• [Work to complete] Only the number is needed: how many lines of the records include "Library"?
----------------------------------------
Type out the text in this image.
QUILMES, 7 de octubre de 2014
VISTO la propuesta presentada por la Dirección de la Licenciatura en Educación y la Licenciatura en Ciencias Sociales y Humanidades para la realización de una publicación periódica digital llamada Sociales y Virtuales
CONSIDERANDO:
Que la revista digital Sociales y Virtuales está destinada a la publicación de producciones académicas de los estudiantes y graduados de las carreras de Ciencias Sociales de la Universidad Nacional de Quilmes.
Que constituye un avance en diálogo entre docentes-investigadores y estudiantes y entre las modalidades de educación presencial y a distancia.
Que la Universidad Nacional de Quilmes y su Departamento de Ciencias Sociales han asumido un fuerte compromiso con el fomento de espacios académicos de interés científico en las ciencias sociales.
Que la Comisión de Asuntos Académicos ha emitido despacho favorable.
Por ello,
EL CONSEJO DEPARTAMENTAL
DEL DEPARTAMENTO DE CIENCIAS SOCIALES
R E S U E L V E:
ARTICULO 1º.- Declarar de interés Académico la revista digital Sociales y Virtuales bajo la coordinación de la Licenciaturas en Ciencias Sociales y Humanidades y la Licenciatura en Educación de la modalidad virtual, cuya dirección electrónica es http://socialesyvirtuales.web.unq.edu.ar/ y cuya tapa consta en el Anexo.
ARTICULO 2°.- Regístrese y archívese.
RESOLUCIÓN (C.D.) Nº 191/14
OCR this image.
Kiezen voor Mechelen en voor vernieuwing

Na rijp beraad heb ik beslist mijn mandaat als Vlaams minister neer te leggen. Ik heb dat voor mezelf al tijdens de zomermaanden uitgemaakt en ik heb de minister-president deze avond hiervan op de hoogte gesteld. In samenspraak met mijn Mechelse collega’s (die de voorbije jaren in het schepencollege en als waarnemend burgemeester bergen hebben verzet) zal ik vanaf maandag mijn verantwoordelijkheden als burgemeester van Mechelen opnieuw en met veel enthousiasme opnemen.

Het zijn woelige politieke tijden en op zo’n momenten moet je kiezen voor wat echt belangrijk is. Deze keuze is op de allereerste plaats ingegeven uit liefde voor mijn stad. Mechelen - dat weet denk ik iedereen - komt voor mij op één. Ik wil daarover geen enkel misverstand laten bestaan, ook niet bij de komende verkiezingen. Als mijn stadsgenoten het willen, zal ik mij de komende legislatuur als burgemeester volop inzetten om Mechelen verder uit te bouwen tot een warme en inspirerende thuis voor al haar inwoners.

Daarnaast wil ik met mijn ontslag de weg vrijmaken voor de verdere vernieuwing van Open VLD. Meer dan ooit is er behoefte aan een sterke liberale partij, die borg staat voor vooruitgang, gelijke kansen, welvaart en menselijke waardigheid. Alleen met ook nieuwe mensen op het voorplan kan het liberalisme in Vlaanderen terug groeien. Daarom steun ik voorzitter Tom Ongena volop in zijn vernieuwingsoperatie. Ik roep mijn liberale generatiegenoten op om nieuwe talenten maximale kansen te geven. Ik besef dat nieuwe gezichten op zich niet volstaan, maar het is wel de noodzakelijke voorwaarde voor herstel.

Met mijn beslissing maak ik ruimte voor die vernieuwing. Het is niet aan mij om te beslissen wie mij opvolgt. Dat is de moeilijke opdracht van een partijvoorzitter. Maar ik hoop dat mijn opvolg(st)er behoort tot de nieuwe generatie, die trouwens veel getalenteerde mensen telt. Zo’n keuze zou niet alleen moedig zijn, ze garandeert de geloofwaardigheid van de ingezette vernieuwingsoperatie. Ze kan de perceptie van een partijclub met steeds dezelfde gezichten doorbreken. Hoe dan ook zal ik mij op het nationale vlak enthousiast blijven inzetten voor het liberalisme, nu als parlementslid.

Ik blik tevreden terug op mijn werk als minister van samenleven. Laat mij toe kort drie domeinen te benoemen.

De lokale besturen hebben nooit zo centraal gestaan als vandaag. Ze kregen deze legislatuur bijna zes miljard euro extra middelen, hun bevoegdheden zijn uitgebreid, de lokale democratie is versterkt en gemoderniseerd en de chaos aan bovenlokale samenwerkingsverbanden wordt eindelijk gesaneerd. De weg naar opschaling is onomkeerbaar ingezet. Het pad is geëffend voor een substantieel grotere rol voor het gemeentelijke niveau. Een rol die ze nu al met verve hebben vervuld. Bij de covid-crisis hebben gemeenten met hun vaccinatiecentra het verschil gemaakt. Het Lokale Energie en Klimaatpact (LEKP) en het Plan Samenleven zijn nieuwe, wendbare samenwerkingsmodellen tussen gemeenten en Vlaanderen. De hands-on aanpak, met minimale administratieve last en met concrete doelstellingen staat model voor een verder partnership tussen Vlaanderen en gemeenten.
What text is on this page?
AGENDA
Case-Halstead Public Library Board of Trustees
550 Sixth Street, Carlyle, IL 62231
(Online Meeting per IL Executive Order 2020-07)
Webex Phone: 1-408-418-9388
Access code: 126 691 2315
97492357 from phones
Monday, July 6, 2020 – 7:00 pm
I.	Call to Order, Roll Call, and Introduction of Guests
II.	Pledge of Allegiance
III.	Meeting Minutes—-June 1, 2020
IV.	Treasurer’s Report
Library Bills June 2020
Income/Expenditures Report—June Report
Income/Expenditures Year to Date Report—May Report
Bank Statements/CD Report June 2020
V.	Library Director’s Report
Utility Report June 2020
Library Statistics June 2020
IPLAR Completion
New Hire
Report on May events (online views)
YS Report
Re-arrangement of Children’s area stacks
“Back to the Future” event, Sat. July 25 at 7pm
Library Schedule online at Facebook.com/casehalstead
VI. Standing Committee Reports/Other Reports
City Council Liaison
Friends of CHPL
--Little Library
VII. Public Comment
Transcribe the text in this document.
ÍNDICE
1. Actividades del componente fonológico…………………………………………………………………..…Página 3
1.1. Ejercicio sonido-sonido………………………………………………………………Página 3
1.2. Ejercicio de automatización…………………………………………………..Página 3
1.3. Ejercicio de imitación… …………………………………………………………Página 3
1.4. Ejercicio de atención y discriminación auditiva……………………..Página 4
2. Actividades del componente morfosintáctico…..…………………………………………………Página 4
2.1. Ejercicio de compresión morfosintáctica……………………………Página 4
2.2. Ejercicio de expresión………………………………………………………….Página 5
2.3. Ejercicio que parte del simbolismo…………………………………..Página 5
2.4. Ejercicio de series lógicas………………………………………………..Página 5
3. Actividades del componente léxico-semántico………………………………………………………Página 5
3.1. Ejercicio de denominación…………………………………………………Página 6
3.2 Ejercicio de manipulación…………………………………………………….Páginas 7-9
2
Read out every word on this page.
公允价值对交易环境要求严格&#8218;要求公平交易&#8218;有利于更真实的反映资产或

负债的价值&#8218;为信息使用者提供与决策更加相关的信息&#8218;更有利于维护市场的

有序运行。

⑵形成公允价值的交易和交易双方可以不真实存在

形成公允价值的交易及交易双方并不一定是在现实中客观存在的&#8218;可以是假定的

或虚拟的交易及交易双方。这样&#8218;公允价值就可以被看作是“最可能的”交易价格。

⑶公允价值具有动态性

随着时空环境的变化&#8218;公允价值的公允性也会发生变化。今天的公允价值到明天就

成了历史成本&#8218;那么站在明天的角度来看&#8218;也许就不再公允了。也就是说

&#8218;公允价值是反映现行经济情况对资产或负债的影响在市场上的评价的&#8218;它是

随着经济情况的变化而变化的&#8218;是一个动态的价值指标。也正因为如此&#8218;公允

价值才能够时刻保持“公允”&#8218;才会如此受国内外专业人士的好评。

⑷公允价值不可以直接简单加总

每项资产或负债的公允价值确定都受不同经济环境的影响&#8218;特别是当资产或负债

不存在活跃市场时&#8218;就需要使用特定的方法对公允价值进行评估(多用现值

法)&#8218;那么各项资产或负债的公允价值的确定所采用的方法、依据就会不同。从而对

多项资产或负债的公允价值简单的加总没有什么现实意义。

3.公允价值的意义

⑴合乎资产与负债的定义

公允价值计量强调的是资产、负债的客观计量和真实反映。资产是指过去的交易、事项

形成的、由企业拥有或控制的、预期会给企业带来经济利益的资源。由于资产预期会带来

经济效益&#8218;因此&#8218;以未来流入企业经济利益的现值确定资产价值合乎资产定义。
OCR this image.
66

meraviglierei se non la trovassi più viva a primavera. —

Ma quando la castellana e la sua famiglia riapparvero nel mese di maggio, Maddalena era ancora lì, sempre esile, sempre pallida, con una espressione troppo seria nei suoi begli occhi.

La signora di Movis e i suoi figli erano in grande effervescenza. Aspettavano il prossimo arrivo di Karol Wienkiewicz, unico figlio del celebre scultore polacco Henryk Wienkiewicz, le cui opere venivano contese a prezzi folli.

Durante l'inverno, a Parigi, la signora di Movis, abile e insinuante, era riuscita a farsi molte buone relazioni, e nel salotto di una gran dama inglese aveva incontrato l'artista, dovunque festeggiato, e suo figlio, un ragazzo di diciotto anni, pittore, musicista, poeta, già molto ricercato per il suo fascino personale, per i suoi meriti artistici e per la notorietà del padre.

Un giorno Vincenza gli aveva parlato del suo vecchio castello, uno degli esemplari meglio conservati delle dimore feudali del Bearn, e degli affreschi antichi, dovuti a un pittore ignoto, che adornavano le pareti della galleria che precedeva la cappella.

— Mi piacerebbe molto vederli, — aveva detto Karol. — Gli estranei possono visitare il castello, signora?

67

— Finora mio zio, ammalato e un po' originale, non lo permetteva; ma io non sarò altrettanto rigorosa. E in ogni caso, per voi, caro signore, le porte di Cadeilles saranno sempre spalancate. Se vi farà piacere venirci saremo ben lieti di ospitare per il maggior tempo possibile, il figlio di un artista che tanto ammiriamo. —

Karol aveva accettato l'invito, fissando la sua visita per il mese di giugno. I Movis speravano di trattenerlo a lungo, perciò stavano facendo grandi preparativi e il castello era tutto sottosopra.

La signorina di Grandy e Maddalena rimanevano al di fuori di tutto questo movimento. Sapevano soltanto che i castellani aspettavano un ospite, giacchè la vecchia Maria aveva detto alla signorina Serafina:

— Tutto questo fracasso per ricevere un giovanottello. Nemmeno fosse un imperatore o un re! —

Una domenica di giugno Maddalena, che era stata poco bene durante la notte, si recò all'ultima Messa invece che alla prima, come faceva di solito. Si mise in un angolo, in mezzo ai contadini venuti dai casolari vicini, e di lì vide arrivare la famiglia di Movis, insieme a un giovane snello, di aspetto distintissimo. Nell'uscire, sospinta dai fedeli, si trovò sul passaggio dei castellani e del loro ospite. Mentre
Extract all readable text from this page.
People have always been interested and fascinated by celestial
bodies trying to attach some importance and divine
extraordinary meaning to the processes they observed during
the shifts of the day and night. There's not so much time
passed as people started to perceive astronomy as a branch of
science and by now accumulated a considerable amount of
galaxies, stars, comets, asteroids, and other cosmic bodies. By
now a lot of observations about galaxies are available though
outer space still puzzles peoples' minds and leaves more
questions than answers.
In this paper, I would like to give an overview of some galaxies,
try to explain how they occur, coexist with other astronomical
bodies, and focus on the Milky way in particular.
----------------------------------------
• [Worked solution] 6